=== Input records ===
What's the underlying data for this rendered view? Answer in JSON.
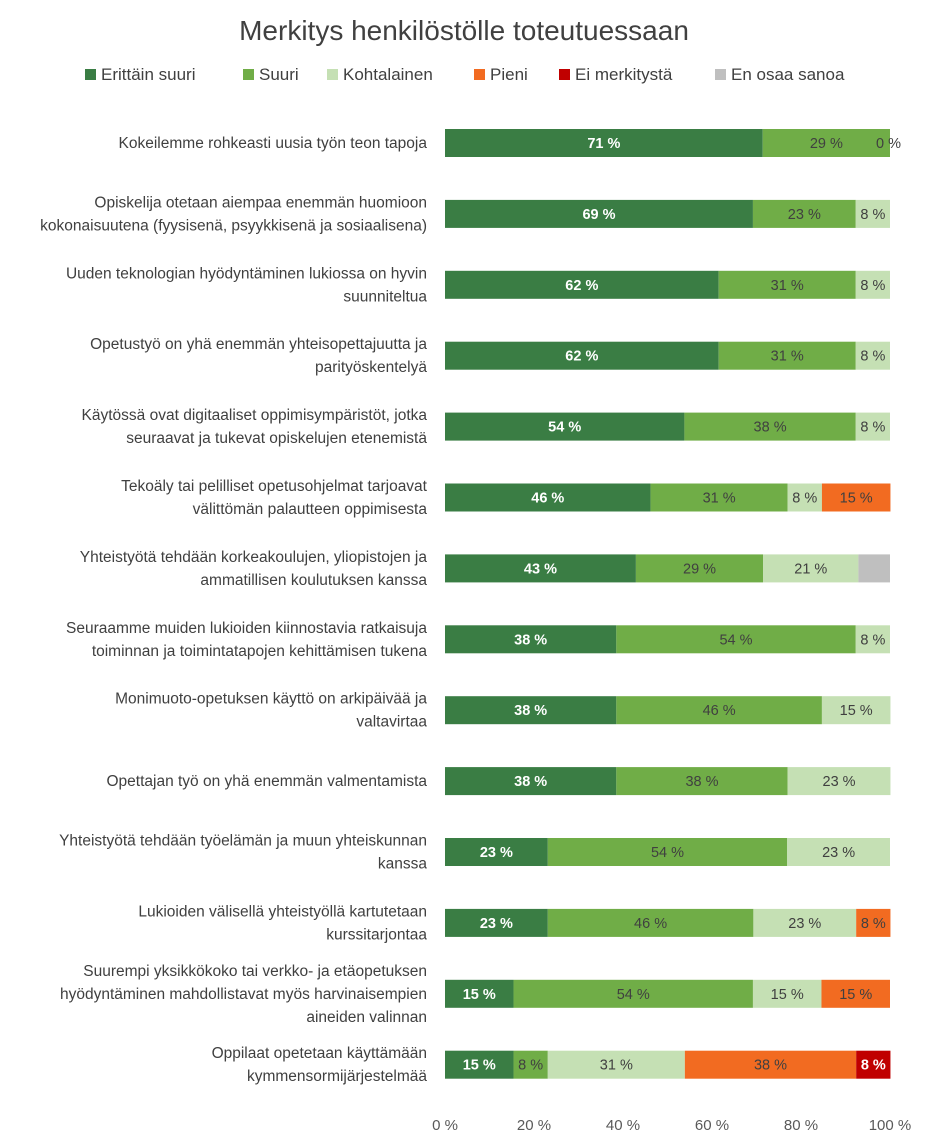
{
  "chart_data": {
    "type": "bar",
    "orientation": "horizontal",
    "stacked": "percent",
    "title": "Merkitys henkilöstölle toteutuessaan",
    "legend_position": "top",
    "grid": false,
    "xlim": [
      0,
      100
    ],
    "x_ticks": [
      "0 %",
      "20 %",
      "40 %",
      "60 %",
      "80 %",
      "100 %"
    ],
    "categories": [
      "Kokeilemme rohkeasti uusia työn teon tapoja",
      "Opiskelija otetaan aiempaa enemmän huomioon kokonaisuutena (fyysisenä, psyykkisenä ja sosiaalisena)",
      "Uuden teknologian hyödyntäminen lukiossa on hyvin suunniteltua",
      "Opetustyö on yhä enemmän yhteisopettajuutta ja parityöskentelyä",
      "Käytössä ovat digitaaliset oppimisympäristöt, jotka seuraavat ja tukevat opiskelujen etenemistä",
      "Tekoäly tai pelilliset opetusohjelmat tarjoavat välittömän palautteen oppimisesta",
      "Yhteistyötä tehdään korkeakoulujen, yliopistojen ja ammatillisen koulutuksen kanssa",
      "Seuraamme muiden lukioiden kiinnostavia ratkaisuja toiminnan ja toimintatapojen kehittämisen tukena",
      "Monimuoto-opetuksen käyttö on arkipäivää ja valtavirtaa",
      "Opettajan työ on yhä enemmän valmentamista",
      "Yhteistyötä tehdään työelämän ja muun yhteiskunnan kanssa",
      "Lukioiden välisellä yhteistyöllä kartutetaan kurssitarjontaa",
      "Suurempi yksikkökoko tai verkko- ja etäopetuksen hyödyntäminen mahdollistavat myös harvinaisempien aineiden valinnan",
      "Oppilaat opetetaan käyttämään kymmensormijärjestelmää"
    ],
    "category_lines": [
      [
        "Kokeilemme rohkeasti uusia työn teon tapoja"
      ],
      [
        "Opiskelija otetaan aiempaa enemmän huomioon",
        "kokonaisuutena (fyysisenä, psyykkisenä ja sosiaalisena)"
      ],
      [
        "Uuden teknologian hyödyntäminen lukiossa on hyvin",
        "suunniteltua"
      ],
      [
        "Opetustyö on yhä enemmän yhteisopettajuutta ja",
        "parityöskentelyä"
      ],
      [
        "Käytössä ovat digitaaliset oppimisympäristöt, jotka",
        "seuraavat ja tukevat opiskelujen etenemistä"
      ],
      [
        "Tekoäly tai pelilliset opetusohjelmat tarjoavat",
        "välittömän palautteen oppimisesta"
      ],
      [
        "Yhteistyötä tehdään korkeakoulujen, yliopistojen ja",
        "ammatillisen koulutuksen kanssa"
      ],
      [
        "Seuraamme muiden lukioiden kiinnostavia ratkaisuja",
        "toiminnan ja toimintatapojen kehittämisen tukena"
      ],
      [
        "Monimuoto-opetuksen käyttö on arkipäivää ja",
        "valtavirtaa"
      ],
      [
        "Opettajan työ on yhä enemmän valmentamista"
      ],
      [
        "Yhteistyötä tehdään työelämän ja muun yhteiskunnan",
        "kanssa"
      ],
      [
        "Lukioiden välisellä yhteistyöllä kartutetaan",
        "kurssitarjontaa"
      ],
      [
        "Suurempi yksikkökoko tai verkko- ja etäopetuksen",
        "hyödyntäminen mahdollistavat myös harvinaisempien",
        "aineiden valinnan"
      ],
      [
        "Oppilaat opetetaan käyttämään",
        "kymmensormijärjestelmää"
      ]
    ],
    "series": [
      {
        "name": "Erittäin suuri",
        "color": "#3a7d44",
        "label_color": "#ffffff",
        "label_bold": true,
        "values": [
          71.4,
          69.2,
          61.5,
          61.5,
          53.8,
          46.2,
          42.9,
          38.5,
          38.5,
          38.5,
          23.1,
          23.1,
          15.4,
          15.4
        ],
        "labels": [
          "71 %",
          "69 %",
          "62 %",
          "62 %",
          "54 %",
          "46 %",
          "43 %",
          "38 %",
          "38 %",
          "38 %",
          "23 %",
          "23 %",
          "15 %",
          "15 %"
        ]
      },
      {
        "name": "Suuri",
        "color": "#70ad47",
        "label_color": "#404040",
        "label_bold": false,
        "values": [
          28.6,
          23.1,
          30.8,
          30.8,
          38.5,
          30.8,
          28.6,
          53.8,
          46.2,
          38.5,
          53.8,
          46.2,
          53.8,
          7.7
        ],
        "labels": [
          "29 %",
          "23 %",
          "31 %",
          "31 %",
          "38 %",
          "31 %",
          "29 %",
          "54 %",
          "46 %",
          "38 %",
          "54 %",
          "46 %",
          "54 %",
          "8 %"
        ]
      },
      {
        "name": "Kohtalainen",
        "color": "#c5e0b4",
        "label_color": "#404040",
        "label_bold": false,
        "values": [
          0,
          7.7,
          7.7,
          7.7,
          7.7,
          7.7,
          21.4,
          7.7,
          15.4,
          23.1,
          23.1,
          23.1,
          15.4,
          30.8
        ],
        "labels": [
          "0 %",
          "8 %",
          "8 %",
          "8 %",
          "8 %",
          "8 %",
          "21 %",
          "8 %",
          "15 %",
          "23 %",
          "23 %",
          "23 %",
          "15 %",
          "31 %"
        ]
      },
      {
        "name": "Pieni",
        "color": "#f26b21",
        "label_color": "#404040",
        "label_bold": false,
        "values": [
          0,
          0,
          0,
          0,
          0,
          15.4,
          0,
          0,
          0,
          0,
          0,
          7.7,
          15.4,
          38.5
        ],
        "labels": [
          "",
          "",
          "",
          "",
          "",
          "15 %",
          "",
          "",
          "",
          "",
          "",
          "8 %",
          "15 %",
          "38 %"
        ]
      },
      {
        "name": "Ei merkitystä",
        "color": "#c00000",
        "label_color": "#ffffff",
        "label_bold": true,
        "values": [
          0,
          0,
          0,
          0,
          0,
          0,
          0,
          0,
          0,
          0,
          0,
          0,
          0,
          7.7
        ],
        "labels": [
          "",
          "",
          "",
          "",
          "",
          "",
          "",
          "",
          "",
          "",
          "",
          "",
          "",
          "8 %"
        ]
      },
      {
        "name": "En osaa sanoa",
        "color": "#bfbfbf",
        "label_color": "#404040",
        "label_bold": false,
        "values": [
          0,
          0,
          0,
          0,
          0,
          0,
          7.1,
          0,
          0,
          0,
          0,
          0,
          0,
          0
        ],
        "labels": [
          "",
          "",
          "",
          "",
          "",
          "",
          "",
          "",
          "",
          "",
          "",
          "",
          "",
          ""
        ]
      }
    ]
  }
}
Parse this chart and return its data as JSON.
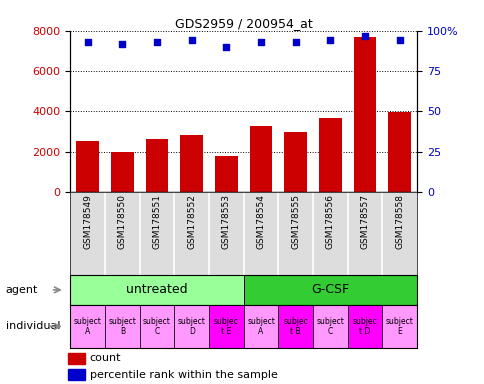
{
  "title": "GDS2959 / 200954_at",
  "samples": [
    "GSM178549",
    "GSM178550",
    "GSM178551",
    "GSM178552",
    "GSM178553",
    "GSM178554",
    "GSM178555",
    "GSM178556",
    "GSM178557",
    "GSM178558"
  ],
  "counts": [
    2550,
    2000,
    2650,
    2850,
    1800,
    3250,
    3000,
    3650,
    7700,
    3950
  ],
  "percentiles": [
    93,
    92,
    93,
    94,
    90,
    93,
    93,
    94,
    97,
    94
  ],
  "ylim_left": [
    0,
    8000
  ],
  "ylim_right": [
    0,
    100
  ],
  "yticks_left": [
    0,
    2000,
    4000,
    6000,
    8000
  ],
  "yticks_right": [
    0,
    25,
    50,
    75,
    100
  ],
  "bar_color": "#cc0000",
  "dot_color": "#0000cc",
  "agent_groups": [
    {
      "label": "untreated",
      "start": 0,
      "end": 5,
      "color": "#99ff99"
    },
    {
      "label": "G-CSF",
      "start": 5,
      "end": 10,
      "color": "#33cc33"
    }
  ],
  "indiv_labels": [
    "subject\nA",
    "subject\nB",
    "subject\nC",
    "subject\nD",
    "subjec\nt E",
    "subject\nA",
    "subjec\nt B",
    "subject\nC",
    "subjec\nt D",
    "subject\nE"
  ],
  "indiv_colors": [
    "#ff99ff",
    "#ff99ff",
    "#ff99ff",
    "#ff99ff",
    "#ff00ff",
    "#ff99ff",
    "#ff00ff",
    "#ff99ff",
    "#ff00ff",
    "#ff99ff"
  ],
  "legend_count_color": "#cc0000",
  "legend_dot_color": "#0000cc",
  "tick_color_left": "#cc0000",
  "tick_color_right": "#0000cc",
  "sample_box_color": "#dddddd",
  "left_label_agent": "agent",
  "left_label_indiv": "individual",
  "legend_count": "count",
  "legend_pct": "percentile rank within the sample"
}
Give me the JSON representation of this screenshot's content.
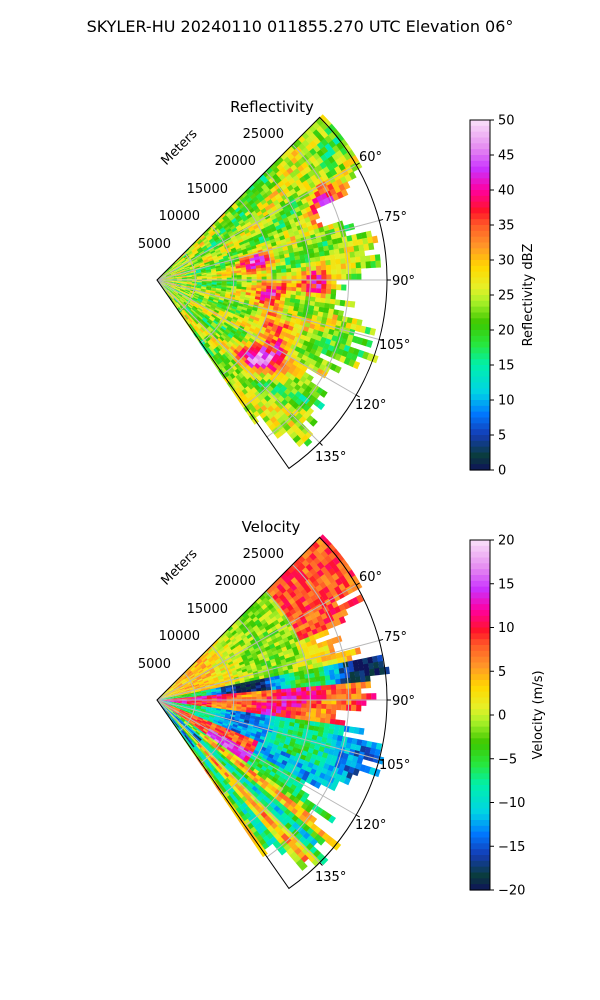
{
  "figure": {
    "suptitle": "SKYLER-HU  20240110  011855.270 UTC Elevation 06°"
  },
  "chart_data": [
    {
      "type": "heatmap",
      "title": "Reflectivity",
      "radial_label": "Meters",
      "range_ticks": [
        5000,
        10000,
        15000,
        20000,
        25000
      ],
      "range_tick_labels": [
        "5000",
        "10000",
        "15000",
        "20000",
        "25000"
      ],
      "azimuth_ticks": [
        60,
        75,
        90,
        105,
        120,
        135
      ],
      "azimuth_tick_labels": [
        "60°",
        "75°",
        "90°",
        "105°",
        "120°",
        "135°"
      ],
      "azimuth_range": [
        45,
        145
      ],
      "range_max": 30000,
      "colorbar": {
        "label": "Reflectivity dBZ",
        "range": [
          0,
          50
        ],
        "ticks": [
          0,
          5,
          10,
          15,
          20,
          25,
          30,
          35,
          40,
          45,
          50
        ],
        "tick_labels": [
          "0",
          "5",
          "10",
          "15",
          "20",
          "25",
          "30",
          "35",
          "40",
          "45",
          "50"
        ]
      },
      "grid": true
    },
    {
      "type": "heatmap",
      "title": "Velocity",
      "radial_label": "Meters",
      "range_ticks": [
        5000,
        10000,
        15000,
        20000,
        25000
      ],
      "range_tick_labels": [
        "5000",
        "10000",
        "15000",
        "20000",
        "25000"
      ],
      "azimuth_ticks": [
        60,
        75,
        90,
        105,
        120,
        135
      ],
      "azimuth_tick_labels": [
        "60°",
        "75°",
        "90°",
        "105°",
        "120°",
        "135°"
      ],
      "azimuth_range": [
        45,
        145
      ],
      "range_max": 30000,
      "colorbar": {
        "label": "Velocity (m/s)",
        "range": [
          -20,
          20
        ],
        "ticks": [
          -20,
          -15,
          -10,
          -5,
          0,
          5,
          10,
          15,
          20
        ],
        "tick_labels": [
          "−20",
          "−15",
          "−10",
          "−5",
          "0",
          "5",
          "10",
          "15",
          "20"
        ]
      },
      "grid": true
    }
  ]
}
===
What is needed: Take every line above carrying "aiempaa" and return it.

Complete answer:
      "Opiskelija otetaan aiempaa enemmän huomioon kokonaisuutena (fyysisenä, psyykkisenä ja sosiaalisena)",
        "Opiskelija otetaan aiempaa enemmän huomioon",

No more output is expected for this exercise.